*The problem*
Could you reproduce all of the lines below, word for word and in the same order?
══ Records supplied ══
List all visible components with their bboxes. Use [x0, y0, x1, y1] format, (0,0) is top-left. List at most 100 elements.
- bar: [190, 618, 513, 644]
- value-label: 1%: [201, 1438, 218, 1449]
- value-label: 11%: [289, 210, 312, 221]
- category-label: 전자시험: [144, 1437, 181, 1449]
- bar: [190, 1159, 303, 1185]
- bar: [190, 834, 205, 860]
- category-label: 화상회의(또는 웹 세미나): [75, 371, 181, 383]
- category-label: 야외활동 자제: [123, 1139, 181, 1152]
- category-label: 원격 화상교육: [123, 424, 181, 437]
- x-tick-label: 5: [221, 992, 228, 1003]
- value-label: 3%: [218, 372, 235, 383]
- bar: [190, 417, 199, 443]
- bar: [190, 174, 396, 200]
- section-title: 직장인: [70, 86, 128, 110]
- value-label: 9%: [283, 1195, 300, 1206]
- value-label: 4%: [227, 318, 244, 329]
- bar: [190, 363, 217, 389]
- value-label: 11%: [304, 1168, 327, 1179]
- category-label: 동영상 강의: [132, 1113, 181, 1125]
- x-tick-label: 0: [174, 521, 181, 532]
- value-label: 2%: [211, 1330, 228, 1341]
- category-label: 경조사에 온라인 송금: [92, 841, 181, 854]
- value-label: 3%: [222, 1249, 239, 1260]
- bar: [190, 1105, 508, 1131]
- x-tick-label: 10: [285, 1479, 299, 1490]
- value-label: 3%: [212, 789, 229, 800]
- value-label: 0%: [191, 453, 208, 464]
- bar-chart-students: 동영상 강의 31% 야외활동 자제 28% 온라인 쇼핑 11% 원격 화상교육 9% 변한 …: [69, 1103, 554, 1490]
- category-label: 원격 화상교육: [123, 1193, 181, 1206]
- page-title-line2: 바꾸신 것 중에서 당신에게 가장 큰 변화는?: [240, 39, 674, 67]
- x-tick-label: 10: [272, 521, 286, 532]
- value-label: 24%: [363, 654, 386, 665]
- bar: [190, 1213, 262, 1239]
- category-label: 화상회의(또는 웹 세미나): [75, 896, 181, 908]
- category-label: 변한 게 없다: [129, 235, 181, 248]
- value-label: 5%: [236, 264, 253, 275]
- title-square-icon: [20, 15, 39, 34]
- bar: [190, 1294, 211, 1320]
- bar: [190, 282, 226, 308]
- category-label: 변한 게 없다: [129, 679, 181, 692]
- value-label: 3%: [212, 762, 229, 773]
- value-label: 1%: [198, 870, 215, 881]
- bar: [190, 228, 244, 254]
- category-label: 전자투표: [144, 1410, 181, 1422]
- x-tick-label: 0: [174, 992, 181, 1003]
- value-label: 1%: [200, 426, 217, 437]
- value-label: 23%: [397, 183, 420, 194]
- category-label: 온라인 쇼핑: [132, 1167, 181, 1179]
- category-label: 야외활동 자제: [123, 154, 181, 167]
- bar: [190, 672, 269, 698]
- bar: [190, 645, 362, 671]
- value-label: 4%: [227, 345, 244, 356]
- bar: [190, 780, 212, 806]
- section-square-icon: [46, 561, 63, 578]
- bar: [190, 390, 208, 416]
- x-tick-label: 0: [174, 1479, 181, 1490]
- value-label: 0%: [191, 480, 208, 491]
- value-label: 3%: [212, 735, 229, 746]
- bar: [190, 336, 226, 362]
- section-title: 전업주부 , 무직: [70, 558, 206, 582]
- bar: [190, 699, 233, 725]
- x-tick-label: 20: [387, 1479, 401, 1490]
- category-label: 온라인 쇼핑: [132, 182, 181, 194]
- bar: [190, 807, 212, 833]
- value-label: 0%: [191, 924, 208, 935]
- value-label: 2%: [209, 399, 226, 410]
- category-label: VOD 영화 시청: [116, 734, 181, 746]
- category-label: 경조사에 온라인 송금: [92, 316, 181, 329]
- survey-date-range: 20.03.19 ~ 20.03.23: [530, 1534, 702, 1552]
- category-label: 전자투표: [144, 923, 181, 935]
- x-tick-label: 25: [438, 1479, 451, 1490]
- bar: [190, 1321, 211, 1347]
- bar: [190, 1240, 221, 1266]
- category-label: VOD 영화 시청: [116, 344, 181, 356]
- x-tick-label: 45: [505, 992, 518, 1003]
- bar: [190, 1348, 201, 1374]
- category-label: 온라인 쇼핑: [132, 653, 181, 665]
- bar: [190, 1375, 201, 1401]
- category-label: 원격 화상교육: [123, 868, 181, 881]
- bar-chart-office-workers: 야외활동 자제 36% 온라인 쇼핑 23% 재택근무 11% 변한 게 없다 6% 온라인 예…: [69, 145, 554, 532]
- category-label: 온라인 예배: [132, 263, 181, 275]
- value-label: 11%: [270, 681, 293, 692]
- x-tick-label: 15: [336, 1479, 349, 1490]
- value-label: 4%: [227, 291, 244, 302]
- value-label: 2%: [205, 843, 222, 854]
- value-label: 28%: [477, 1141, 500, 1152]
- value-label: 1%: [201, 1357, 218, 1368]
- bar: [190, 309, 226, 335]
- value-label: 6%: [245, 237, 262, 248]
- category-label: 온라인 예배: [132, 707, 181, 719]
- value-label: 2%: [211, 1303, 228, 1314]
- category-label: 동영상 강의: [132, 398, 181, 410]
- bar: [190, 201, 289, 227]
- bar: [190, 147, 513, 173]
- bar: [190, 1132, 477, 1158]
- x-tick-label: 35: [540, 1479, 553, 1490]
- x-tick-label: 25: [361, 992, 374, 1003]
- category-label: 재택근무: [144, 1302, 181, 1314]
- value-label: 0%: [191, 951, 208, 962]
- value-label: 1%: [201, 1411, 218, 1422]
═══
*Response*
List all visible components with their bboxes. Use [x0, y0, x1, y1] format, (0,0) is top-left. List at most 100 elements.
- bar: [190, 618, 513, 644]
- value-label: 1%: [201, 1438, 218, 1449]
- value-label: 11%: [289, 210, 312, 221]
- category-label: 전자시험: [144, 1437, 181, 1449]
- bar: [190, 1159, 303, 1185]
- bar: [190, 834, 205, 860]
- category-label: 화상회의(또는 웹 세미나): [75, 371, 181, 383]
- category-label: 야외활동 자제: [123, 1139, 181, 1152]
- category-label: 원격 화상교육: [123, 424, 181, 437]
- x-tick-label: 5: [221, 992, 228, 1003]
- value-label: 3%: [218, 372, 235, 383]
- bar: [190, 417, 199, 443]
- bar: [190, 174, 396, 200]
- section-title: 직장인: [70, 86, 128, 110]
- value-label: 9%: [283, 1195, 300, 1206]
- value-label: 4%: [227, 318, 244, 329]
- bar: [190, 363, 217, 389]
- value-label: 11%: [304, 1168, 327, 1179]
- category-label: 동영상 강의: [132, 1113, 181, 1125]
- x-tick-label: 0: [174, 521, 181, 532]
- value-label: 2%: [211, 1330, 228, 1341]
- category-label: 경조사에 온라인 송금: [92, 841, 181, 854]
- value-label: 3%: [222, 1249, 239, 1260]
- bar: [190, 1105, 508, 1131]
- x-tick-label: 10: [285, 1479, 299, 1490]
- value-label: 3%: [212, 789, 229, 800]
- value-label: 0%: [191, 453, 208, 464]
- bar-chart-students: 동영상 강의 31% 야외활동 자제 28% 온라인 쇼핑 11% 원격 화상교육 9% 변한 …: [69, 1103, 554, 1490]
- category-label: 원격 화상교육: [123, 1193, 181, 1206]
- page-title-line2: 바꾸신 것 중에서 당신에게 가장 큰 변화는?: [240, 39, 674, 67]
- x-tick-label: 10: [272, 521, 286, 532]
- value-label: 24%: [363, 654, 386, 665]
- bar: [190, 1213, 262, 1239]
- category-label: 화상회의(또는 웹 세미나): [75, 896, 181, 908]
- category-label: 변한 게 없다: [129, 235, 181, 248]
- value-label: 5%: [236, 264, 253, 275]
- title-square-icon: [20, 15, 39, 34]
- bar: [190, 1294, 211, 1320]
- bar: [190, 282, 226, 308]
- category-label: 변한 게 없다: [129, 679, 181, 692]
- value-label: 3%: [212, 762, 229, 773]
- value-label: 1%: [198, 870, 215, 881]
- bar: [190, 228, 244, 254]
- category-label: 전자투표: [144, 1410, 181, 1422]
- x-tick-label: 0: [174, 992, 181, 1003]
- value-label: 1%: [200, 426, 217, 437]
- value-label: 23%: [397, 183, 420, 194]
- category-label: 온라인 쇼핑: [132, 1167, 181, 1179]
- category-label: 야외활동 자제: [123, 154, 181, 167]
- bar: [190, 672, 269, 698]
- bar: [190, 645, 362, 671]
- value-label: 4%: [227, 345, 244, 356]
- bar: [190, 780, 212, 806]
- section-square-icon: [46, 561, 63, 578]
- bar: [190, 390, 208, 416]
- x-tick-label: 0: [174, 1479, 181, 1490]
- value-label: 0%: [191, 480, 208, 491]
- value-label: 3%: [212, 735, 229, 746]
- bar: [190, 336, 226, 362]
- section-title: 전업주부 , 무직: [70, 558, 206, 582]
- bar: [190, 699, 233, 725]
- x-tick-label: 20: [387, 1479, 401, 1490]
- category-label: 온라인 쇼핑: [132, 182, 181, 194]
- bar: [190, 807, 212, 833]
- value-label: 0%: [191, 924, 208, 935]
- value-label: 2%: [209, 399, 226, 410]
- category-label: VOD 영화 시청: [116, 734, 181, 746]
- category-label: 경조사에 온라인 송금: [92, 316, 181, 329]
- survey-date-range: 20.03.19 ~ 20.03.23: [530, 1534, 702, 1552]
- category-label: 전자투표: [144, 923, 181, 935]
- x-tick-label: 25: [438, 1479, 451, 1490]
- bar: [190, 1321, 211, 1347]
- bar: [190, 1240, 221, 1266]
- category-label: VOD 영화 시청: [116, 344, 181, 356]
- x-tick-label: 45: [505, 992, 518, 1003]
- bar: [190, 1348, 201, 1374]
- category-label: 온라인 쇼핑: [132, 653, 181, 665]
- bar: [190, 1375, 201, 1401]
- category-label: 원격 화상교육: [123, 868, 181, 881]
- bar-chart-office-workers: 야외활동 자제 36% 온라인 쇼핑 23% 재택근무 11% 변한 게 없다 6% 온라인 예…: [69, 145, 554, 532]
- category-label: 온라인 예배: [132, 263, 181, 275]
- value-label: 11%: [270, 681, 293, 692]
- x-tick-label: 15: [336, 1479, 349, 1490]
- value-label: 4%: [227, 291, 244, 302]
- value-label: 2%: [205, 843, 222, 854]
- value-label: 28%: [477, 1141, 500, 1152]
- value-label: 1%: [201, 1357, 218, 1368]
- bar: [190, 309, 226, 335]
- value-label: 6%: [245, 237, 262, 248]
- category-label: 온라인 예배: [132, 707, 181, 719]
- value-label: 2%: [211, 1303, 228, 1314]
- category-label: 동영상 강의: [132, 398, 181, 410]
- bar: [190, 201, 289, 227]
- bar: [190, 147, 513, 173]
- bar: [190, 1132, 477, 1158]
- x-tick-label: 35: [540, 1479, 553, 1490]
- x-tick-label: 25: [361, 992, 374, 1003]
- category-label: 재택근무: [144, 1302, 181, 1314]
- value-label: 0%: [191, 951, 208, 962]
- value-label: 1%: [201, 1411, 218, 1422]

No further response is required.